Task: In the material from its first line through the line with "svg-text:Jan-11 09z: Jan-11 09z: [776, 389, 800, 400]", replace "component" with "element" and leave everything else unchanged. Return only those lines.

Supplied information:
───

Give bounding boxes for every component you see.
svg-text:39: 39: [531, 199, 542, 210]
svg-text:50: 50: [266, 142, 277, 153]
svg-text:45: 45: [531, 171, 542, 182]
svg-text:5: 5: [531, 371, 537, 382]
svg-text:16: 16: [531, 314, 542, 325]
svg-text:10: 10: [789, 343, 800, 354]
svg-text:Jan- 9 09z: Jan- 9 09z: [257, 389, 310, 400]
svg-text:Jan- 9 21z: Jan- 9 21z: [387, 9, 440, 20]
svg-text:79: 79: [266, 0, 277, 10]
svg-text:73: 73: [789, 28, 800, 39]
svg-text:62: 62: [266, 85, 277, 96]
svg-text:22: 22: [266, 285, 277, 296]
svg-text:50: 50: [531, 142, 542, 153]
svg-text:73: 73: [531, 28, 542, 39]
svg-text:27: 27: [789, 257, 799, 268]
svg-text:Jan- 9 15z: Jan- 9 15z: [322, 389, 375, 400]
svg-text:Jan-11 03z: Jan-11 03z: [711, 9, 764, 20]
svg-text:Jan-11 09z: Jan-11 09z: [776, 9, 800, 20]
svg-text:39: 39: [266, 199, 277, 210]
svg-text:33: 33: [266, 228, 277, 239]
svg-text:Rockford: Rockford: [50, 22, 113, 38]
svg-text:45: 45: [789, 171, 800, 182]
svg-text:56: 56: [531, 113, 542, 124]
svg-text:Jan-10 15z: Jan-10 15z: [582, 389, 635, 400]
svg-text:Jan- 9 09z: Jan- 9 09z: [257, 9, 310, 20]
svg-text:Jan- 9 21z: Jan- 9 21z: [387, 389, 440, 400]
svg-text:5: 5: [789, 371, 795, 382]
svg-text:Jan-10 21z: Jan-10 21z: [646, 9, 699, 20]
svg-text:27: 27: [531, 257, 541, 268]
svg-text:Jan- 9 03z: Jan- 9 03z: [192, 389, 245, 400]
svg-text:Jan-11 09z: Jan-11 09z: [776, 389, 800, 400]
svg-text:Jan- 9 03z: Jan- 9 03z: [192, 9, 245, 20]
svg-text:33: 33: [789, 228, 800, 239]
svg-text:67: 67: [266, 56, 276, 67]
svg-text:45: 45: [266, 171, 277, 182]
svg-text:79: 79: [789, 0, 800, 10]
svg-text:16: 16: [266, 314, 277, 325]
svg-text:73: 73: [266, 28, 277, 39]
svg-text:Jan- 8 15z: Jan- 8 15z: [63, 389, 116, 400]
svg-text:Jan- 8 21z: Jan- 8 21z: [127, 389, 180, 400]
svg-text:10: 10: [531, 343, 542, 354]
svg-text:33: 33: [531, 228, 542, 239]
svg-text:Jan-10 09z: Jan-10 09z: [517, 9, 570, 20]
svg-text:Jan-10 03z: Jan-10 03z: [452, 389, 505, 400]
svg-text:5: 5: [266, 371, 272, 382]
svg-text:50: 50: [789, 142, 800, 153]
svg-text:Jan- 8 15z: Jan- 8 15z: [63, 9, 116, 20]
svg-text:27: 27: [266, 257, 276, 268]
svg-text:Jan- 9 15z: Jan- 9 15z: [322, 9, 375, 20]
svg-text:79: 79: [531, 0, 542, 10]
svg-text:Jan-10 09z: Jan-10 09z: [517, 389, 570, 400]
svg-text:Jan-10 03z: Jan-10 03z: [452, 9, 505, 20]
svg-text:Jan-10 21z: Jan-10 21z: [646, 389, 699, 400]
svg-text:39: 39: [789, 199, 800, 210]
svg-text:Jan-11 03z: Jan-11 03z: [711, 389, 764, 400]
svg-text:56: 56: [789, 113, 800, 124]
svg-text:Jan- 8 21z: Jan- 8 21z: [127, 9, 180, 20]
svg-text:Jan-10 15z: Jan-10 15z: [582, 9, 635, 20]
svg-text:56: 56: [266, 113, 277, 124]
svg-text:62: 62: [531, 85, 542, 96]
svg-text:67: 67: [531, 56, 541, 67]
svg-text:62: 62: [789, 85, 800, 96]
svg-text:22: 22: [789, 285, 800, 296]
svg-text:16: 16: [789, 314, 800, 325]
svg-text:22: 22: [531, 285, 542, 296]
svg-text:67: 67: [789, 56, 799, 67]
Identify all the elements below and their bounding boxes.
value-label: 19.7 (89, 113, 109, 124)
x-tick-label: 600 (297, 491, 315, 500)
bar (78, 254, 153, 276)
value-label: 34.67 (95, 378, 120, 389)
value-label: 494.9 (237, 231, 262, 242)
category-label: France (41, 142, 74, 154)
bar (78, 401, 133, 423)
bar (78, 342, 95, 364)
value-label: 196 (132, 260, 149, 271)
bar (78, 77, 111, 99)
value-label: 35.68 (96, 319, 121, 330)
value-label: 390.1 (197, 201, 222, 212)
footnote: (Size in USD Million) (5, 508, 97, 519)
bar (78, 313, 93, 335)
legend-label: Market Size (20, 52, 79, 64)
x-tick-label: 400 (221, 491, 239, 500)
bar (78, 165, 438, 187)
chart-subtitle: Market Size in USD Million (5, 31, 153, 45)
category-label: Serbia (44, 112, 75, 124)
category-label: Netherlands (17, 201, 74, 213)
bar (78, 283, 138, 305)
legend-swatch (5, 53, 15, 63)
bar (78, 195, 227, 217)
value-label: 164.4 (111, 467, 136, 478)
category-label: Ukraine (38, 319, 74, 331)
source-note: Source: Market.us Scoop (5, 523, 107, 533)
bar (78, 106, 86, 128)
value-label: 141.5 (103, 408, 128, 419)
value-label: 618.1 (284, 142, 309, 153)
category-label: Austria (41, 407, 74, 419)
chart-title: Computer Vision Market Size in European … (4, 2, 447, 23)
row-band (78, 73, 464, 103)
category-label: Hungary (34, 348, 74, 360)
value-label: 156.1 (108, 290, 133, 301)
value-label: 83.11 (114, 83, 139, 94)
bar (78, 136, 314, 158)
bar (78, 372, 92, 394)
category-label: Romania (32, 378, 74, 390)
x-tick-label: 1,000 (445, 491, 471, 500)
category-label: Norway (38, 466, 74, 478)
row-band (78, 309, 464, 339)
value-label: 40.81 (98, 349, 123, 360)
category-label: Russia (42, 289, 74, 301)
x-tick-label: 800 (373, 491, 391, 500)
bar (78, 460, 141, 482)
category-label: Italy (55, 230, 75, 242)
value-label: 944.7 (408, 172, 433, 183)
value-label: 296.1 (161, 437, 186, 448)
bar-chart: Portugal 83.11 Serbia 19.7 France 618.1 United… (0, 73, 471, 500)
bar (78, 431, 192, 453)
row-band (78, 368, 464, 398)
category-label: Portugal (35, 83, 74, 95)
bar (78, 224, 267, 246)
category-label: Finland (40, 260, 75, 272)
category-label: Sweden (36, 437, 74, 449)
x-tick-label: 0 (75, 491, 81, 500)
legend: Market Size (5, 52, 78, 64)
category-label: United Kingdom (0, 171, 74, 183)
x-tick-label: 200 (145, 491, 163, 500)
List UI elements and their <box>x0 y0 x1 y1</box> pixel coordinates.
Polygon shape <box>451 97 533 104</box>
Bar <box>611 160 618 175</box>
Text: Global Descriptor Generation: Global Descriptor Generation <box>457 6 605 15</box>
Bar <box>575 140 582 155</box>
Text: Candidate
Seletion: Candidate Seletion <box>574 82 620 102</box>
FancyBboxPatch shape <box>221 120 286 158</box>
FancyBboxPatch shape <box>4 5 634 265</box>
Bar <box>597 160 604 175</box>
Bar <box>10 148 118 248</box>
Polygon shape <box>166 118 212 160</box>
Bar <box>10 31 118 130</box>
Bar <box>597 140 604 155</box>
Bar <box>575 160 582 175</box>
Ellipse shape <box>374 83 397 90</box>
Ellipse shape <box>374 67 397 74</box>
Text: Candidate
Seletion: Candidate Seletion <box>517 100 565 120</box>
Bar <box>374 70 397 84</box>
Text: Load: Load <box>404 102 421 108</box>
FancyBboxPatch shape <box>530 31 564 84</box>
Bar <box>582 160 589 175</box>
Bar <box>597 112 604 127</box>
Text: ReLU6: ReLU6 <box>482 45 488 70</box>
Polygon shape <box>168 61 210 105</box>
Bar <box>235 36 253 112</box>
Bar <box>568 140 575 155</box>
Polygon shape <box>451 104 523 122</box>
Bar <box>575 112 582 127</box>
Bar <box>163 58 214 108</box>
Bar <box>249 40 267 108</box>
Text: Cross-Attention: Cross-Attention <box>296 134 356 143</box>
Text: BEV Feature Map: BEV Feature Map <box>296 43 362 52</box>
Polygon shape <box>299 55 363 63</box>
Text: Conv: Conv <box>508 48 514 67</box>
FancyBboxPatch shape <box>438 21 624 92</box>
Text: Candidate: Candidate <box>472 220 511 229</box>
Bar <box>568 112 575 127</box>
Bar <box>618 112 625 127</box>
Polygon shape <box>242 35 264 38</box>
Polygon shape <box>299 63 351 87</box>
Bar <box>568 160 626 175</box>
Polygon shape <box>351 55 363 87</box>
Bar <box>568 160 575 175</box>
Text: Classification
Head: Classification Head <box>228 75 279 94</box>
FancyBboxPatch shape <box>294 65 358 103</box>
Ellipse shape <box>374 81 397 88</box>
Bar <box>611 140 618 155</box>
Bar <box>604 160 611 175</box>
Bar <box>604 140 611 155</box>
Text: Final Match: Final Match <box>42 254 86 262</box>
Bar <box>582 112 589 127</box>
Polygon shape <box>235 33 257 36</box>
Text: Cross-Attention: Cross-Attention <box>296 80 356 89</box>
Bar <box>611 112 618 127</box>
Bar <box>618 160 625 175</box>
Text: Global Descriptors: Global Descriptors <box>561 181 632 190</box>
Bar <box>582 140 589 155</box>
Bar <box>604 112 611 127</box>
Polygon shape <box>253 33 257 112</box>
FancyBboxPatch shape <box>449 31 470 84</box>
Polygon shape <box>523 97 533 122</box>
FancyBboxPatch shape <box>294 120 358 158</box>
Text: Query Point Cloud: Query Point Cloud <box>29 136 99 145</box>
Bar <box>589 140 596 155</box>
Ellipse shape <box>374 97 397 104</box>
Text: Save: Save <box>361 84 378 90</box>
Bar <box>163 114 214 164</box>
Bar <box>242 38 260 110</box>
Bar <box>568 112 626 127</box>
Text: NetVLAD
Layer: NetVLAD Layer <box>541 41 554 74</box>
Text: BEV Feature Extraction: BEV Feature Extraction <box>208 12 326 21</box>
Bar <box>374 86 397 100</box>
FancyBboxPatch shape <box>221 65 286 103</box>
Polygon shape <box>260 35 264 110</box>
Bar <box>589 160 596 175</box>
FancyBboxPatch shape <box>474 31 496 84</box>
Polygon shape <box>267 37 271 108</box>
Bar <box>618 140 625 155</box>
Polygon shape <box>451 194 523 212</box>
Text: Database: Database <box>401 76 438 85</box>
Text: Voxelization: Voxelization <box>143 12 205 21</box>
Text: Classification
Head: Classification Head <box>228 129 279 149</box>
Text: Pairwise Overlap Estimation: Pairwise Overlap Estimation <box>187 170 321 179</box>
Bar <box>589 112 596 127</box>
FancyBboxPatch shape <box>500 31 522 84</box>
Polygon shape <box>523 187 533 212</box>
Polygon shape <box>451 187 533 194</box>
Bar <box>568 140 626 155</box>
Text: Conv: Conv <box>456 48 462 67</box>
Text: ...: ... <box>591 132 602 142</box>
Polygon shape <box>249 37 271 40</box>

───

Solution below:
Give bounding boxes for every element you see.
svg-text:39: 39: [531, 199, 542, 210]
svg-text:50: 50: [266, 142, 277, 153]
svg-text:45: 45: [531, 171, 542, 182]
svg-text:5: 5: [531, 371, 537, 382]
svg-text:16: 16: [531, 314, 542, 325]
svg-text:10: 10: [789, 343, 800, 354]
svg-text:Jan- 9 09z: Jan- 9 09z: [257, 389, 310, 400]
svg-text:Jan- 9 21z: Jan- 9 21z: [387, 9, 440, 20]
svg-text:79: 79: [266, 0, 277, 10]
svg-text:73: 73: [789, 28, 800, 39]
svg-text:62: 62: [266, 85, 277, 96]
svg-text:22: 22: [266, 285, 277, 296]
svg-text:50: 50: [531, 142, 542, 153]
svg-text:73: 73: [531, 28, 542, 39]
svg-text:27: 27: [789, 257, 799, 268]
svg-text:Jan- 9 15z: Jan- 9 15z: [322, 389, 375, 400]
svg-text:Jan-11 03z: Jan-11 03z: [711, 9, 764, 20]
svg-text:Jan-11 09z: Jan-11 09z: [776, 9, 800, 20]
svg-text:39: 39: [266, 199, 277, 210]
svg-text:33: 33: [266, 228, 277, 239]
svg-text:Rockford: Rockford: [50, 22, 113, 38]
svg-text:45: 45: [789, 171, 800, 182]
svg-text:56: 56: [531, 113, 542, 124]
svg-text:Jan-10 15z: Jan-10 15z: [582, 389, 635, 400]
svg-text:Jan- 9 09z: Jan- 9 09z: [257, 9, 310, 20]
svg-text:Jan- 9 21z: Jan- 9 21z: [387, 389, 440, 400]
svg-text:5: 5: [789, 371, 795, 382]
svg-text:Jan-10 21z: Jan-10 21z: [646, 9, 699, 20]
svg-text:27: 27: [531, 257, 541, 268]
svg-text:Jan- 9 03z: Jan- 9 03z: [192, 389, 245, 400]
svg-text:Jan-11 09z: Jan-11 09z: [776, 389, 800, 400]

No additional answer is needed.